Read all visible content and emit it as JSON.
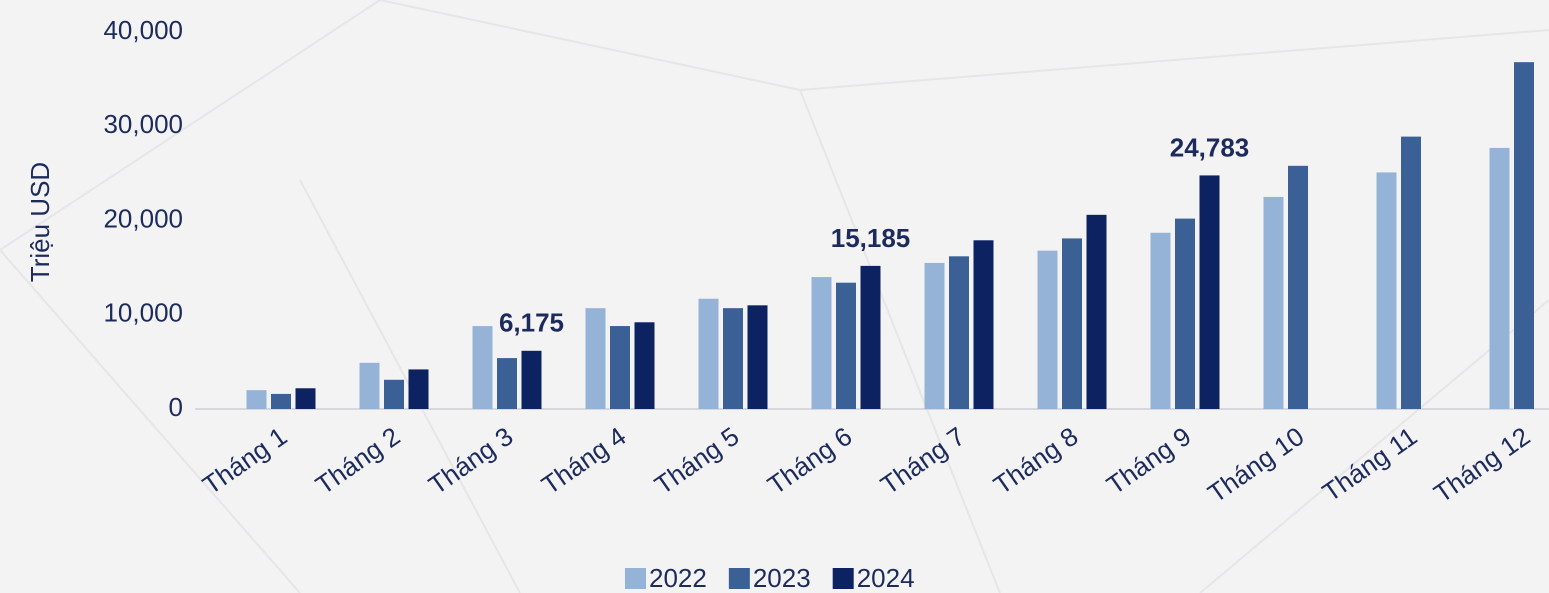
{
  "chart_data": {
    "type": "bar",
    "y_label": "Triệu USD",
    "categories": [
      "Tháng 1",
      "Tháng 2",
      "Tháng 3",
      "Tháng 4",
      "Tháng 5",
      "Tháng 6",
      "Tháng 7",
      "Tháng 8",
      "Tháng 9",
      "Tháng 10",
      "Tháng 11",
      "Tháng 12"
    ],
    "series": [
      {
        "name": "2022",
        "color": "#95b3d7",
        "values": [
          2000,
          4900,
          8800,
          10700,
          11700,
          14000,
          15500,
          16800,
          18700,
          22500,
          25100,
          27700
        ]
      },
      {
        "name": "2023",
        "color": "#3a6096",
        "values": [
          1600,
          3100,
          5400,
          8800,
          10700,
          13400,
          16200,
          18100,
          20200,
          25800,
          28900,
          36800
        ]
      },
      {
        "name": "2024",
        "color": "#0c2261",
        "values": [
          2200,
          4200,
          6175,
          9200,
          11000,
          15185,
          17900,
          20600,
          24783,
          null,
          null,
          null
        ],
        "value_labels": [
          null,
          null,
          "6,175",
          null,
          null,
          "15,185",
          null,
          null,
          "24,783",
          null,
          null,
          null
        ]
      }
    ],
    "ylim": [
      0,
      40000
    ],
    "yticks": [
      0,
      {
        "value": 10000,
        "label": "10,000"
      },
      {
        "value": 20000,
        "label": "20,000"
      },
      {
        "value": 30000,
        "label": "30,000"
      },
      {
        "value": 40000,
        "label": "40,000"
      }
    ],
    "grid": false,
    "legend": "bottom"
  }
}
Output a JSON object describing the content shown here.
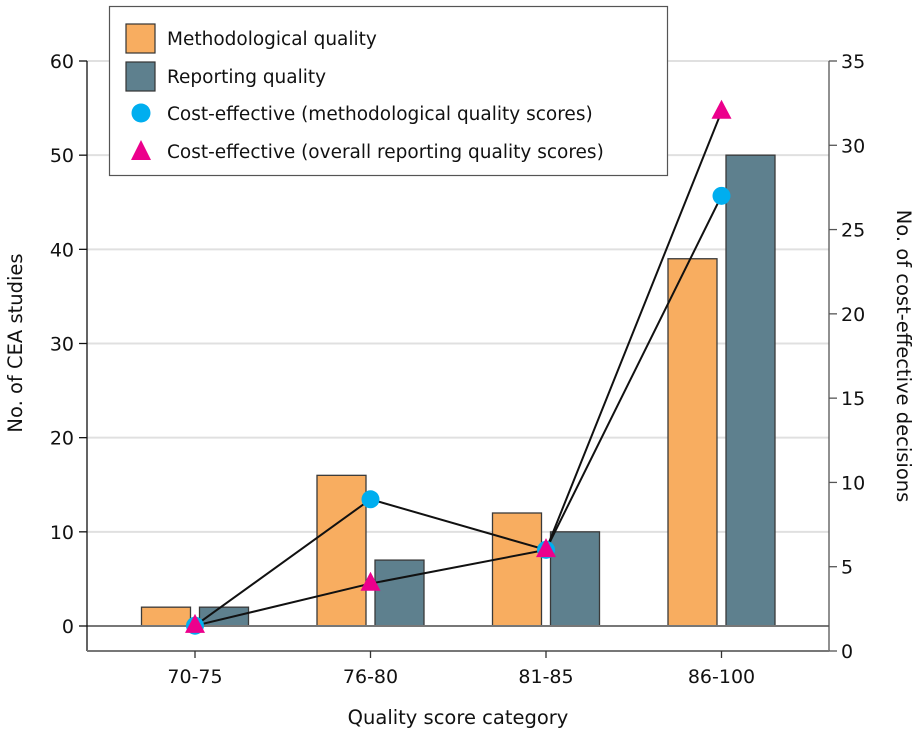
{
  "chart_data": {
    "type": "bar",
    "title": "",
    "categories": [
      "70-75",
      "76-80",
      "81-85",
      "86-100"
    ],
    "xlabel": "Quality score category",
    "ylabel": "No. of CEA studies",
    "y2label": "No. of cost-effective decisions",
    "ylim": [
      0,
      60
    ],
    "yticks": [
      0,
      10,
      20,
      30,
      40,
      50,
      60
    ],
    "y2lim": [
      0,
      35
    ],
    "y2ticks": [
      0,
      5,
      10,
      15,
      20,
      25,
      30,
      35
    ],
    "grid": true,
    "legend_position": "top-left",
    "series": [
      {
        "name": "Methodological quality",
        "type": "bar",
        "axis": "left",
        "color": "#F8AD60",
        "values": [
          2,
          16,
          12,
          39
        ]
      },
      {
        "name": "Reporting quality",
        "type": "bar",
        "axis": "left",
        "color": "#5E808E",
        "values": [
          2,
          7,
          10,
          50
        ]
      },
      {
        "name": "Cost-effective (methodological quality scores)",
        "type": "line",
        "marker": "circle",
        "axis": "right",
        "color": "#00AEEF",
        "values": [
          1.5,
          9,
          6,
          27
        ]
      },
      {
        "name": "Cost-effective (overall reporting quality scores)",
        "type": "line",
        "marker": "triangle",
        "axis": "right",
        "color": "#EC008C",
        "values": [
          1.5,
          4,
          6,
          32
        ]
      }
    ]
  }
}
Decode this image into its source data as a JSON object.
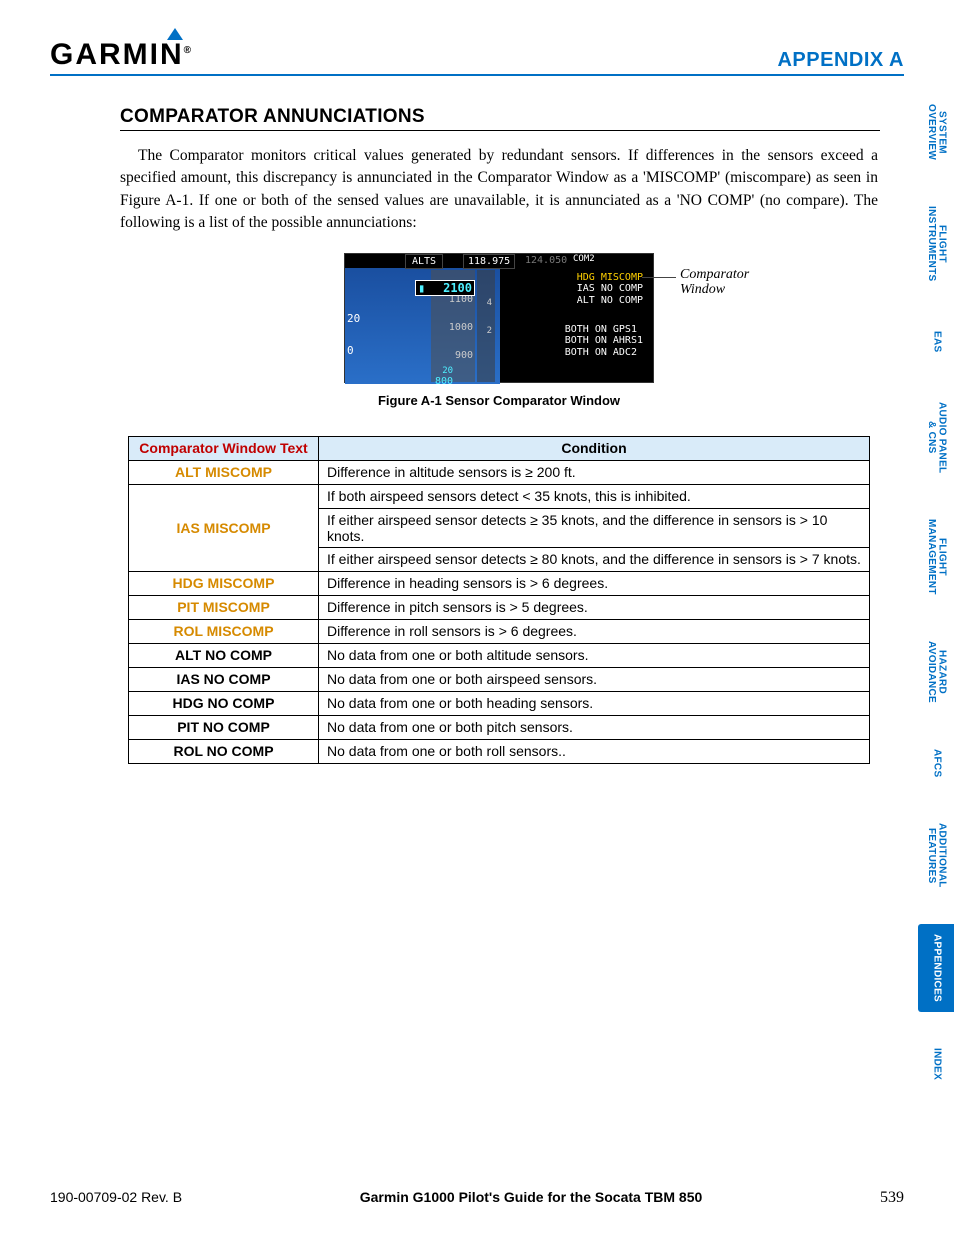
{
  "header": {
    "logo_text": "GARMIN",
    "logo_r": "®",
    "appendix": "APPENDIX A"
  },
  "section": {
    "title": "COMPARATOR ANNUNCIATIONS",
    "body": "The Comparator monitors critical values generated by redundant sensors.  If differences in the sensors exceed a specified amount, this discrepancy is annunciated in the Comparator Window as a 'MISCOMP' (miscompare) as seen in Figure A-1.  If one or both of the sensed values are unavailable, it is annunciated as a 'NO COMP' (no compare).  The following is a list of the possible annunciations:"
  },
  "figure": {
    "alts": "ALTS",
    "freq1": "118.975",
    "freq2": "124.050",
    "com2": "COM2",
    "alt_box": "2100",
    "alt_1100": "1100",
    "alt_1000": "1000",
    "alt_900": "900",
    "baro1": "20",
    "baro2": "800",
    "left20": "20",
    "left0": "0",
    "vspd4": "4",
    "vspd2": "2",
    "comp_line1": "HDG MISCOMP",
    "comp_line2": "IAS NO COMP",
    "comp_line3": "ALT NO COMP",
    "sensor_line1": "BOTH ON GPS1",
    "sensor_line2": "BOTH ON AHRS1",
    "sensor_line3": "BOTH ON ADC2",
    "callout1": "Comparator",
    "callout2": "Window",
    "caption": "Figure A-1  Sensor Comparator Window"
  },
  "table": {
    "headers": [
      "Comparator Window Text",
      "Condition"
    ],
    "rows": [
      {
        "label": "ALT MISCOMP",
        "amber": true,
        "conditions": [
          "Difference in altitude sensors is ≥ 200 ft."
        ]
      },
      {
        "label": "IAS MISCOMP",
        "amber": true,
        "conditions": [
          "If both airspeed sensors detect < 35 knots, this is inhibited.",
          "If either airspeed sensor detects ≥ 35 knots, and the difference in sensors is > 10 knots.",
          "If either airspeed sensor detects ≥ 80 knots, and the difference in sensors is > 7 knots."
        ]
      },
      {
        "label": "HDG MISCOMP",
        "amber": true,
        "conditions": [
          "Difference in heading sensors is > 6 degrees."
        ]
      },
      {
        "label": "PIT MISCOMP",
        "amber": true,
        "conditions": [
          "Difference in pitch sensors is > 5 degrees."
        ]
      },
      {
        "label": "ROL MISCOMP",
        "amber": true,
        "conditions": [
          "Difference in roll sensors is > 6 degrees."
        ]
      },
      {
        "label": "ALT NO COMP",
        "amber": false,
        "conditions": [
          "No data from one or both altitude sensors."
        ]
      },
      {
        "label": "IAS NO COMP",
        "amber": false,
        "conditions": [
          "No data from one or both airspeed sensors."
        ]
      },
      {
        "label": "HDG NO COMP",
        "amber": false,
        "conditions": [
          "No data from one or both heading sensors."
        ]
      },
      {
        "label": "PIT NO COMP",
        "amber": false,
        "conditions": [
          "No data from one or both pitch sensors."
        ]
      },
      {
        "label": "ROL NO COMP",
        "amber": false,
        "conditions": [
          "No data from one or both roll sensors.."
        ]
      }
    ],
    "header_label_color": "#c00000",
    "amber_color": "#d68a00"
  },
  "sidebar": {
    "tabs": [
      {
        "label": "SYSTEM\nOVERVIEW",
        "active": false
      },
      {
        "label": "FLIGHT\nINSTRUMENTS",
        "active": false
      },
      {
        "label": "EAS",
        "active": false
      },
      {
        "label": "AUDIO PANEL\n& CNS",
        "active": false
      },
      {
        "label": "FLIGHT\nMANAGEMENT",
        "active": false
      },
      {
        "label": "HAZARD\nAVOIDANCE",
        "active": false
      },
      {
        "label": "AFCS",
        "active": false
      },
      {
        "label": "ADDITIONAL\nFEATURES",
        "active": false
      },
      {
        "label": "APPENDICES",
        "active": true
      },
      {
        "label": "INDEX",
        "active": false
      }
    ]
  },
  "footer": {
    "doc": "190-00709-02  Rev. B",
    "guide": "Garmin G1000 Pilot's Guide for the Socata TBM 850",
    "page": "539"
  }
}
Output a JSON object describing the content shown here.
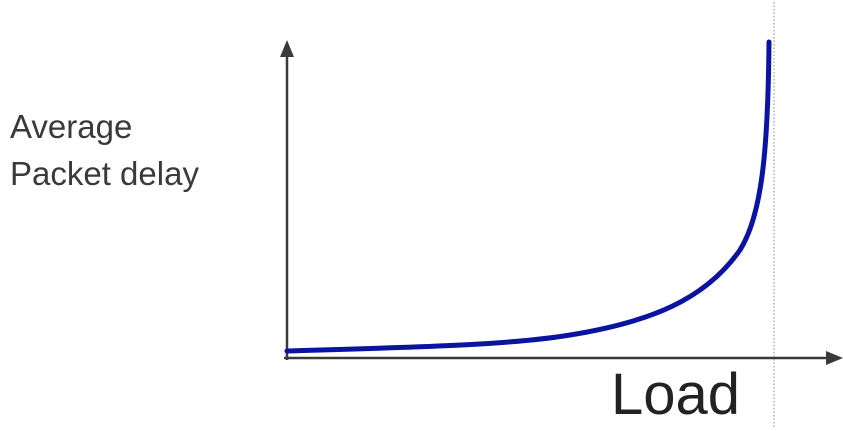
++++
▶ _THE EXERCISE_
Return each line where "heading" shows up.

▶ _REPLY TO THE TASK_
          "Difference in heading sensors is > 6 degrees."
          "No data from one or both heading sensors."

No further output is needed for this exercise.